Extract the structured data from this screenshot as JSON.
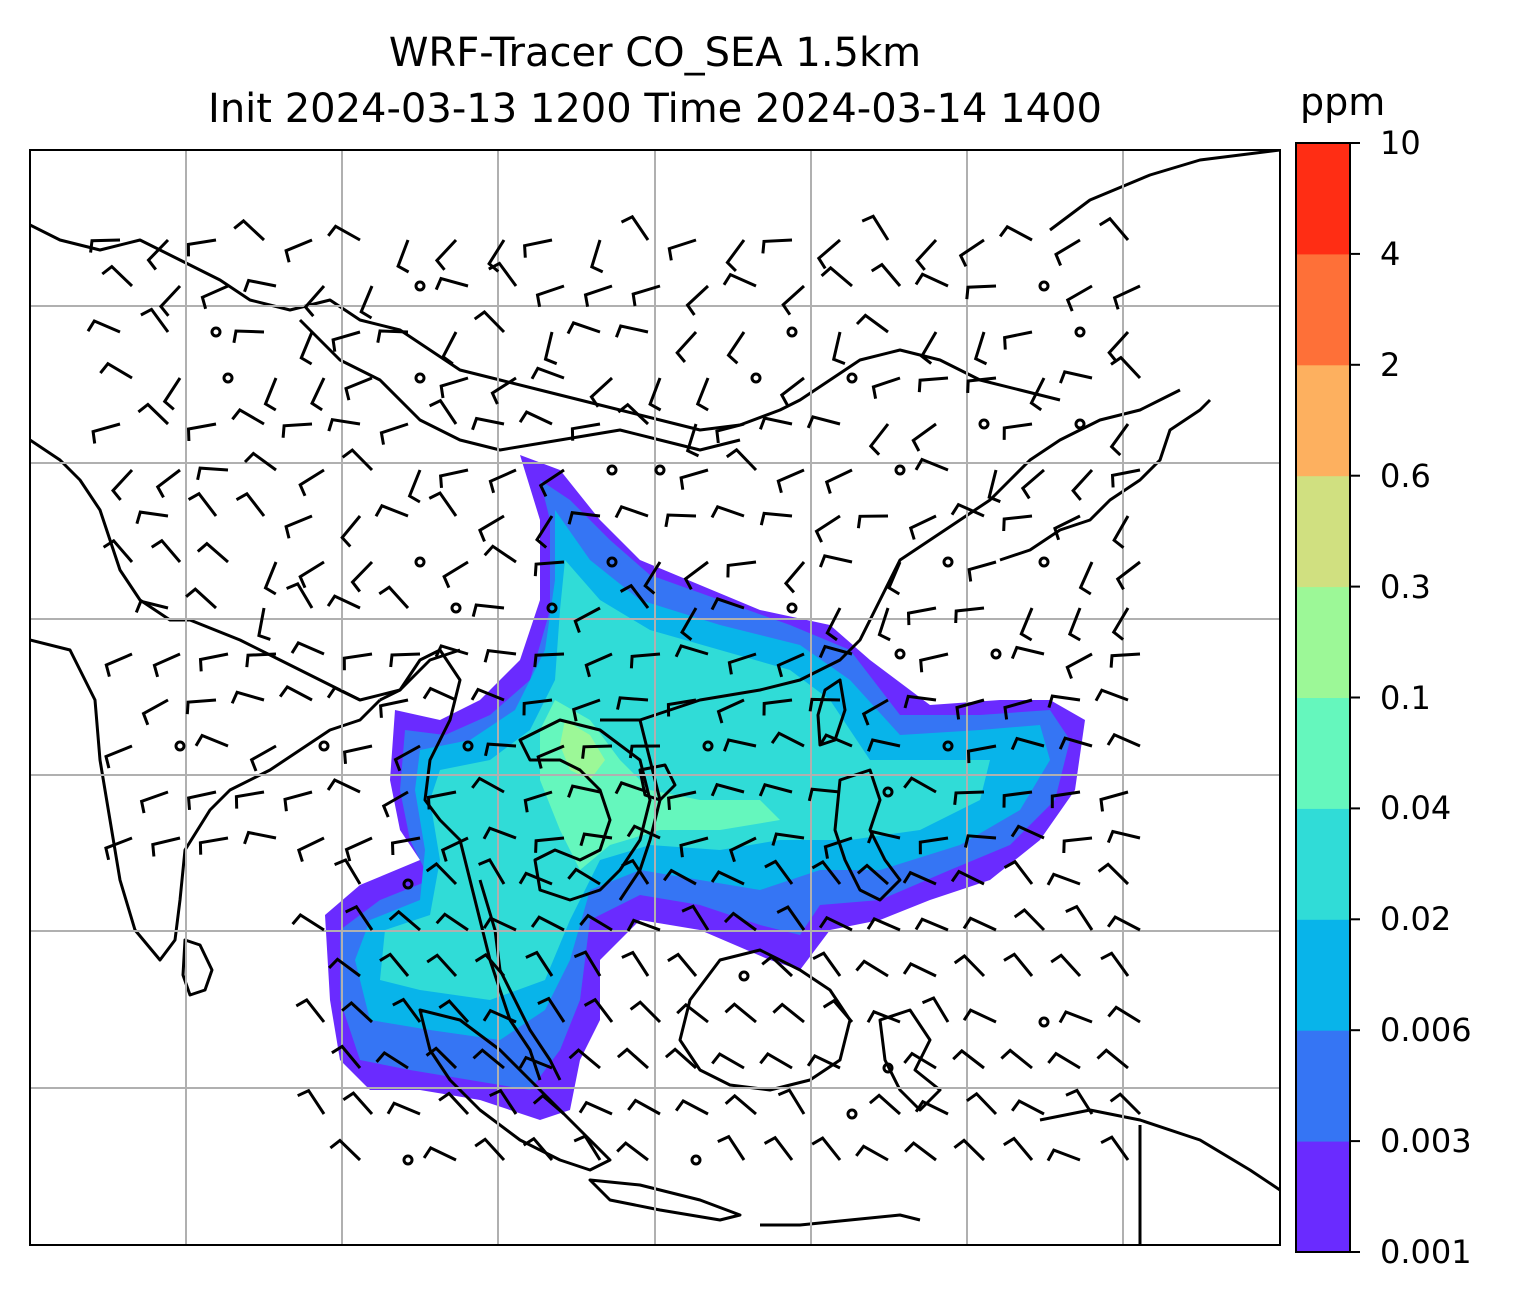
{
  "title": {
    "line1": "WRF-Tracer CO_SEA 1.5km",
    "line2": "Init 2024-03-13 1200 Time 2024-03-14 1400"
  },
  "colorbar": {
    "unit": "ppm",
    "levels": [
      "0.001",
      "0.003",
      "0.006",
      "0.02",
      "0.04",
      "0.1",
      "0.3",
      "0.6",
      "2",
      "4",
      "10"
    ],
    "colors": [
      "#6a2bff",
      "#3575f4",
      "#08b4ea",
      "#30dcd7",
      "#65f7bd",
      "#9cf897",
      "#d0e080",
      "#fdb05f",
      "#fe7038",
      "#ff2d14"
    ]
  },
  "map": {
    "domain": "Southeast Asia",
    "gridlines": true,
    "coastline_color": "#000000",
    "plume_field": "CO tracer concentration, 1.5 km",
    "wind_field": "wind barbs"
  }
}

- - - - - - -

Print every entry exactly as written, without the pictures.

(Exercise result):
Extract the structured data from this screenshot as JSON.
{
  "title": {
    "line1": "WRF-Tracer CO_SEA 1.5km",
    "line2": "Init 2024-03-13 1200 Time 2024-03-14 1400"
  },
  "colorbar": {
    "unit": "ppm",
    "levels": [
      "0.001",
      "0.003",
      "0.006",
      "0.02",
      "0.04",
      "0.1",
      "0.3",
      "0.6",
      "2",
      "4",
      "10"
    ],
    "colors": [
      "#6a2bff",
      "#3575f4",
      "#08b4ea",
      "#30dcd7",
      "#65f7bd",
      "#9cf897",
      "#d0e080",
      "#fdb05f",
      "#fe7038",
      "#ff2d14"
    ]
  },
  "map": {
    "domain": "Southeast Asia",
    "gridlines": true,
    "coastline_color": "#000000",
    "plume_field": "CO tracer concentration, 1.5 km",
    "wind_field": "wind barbs"
  }
}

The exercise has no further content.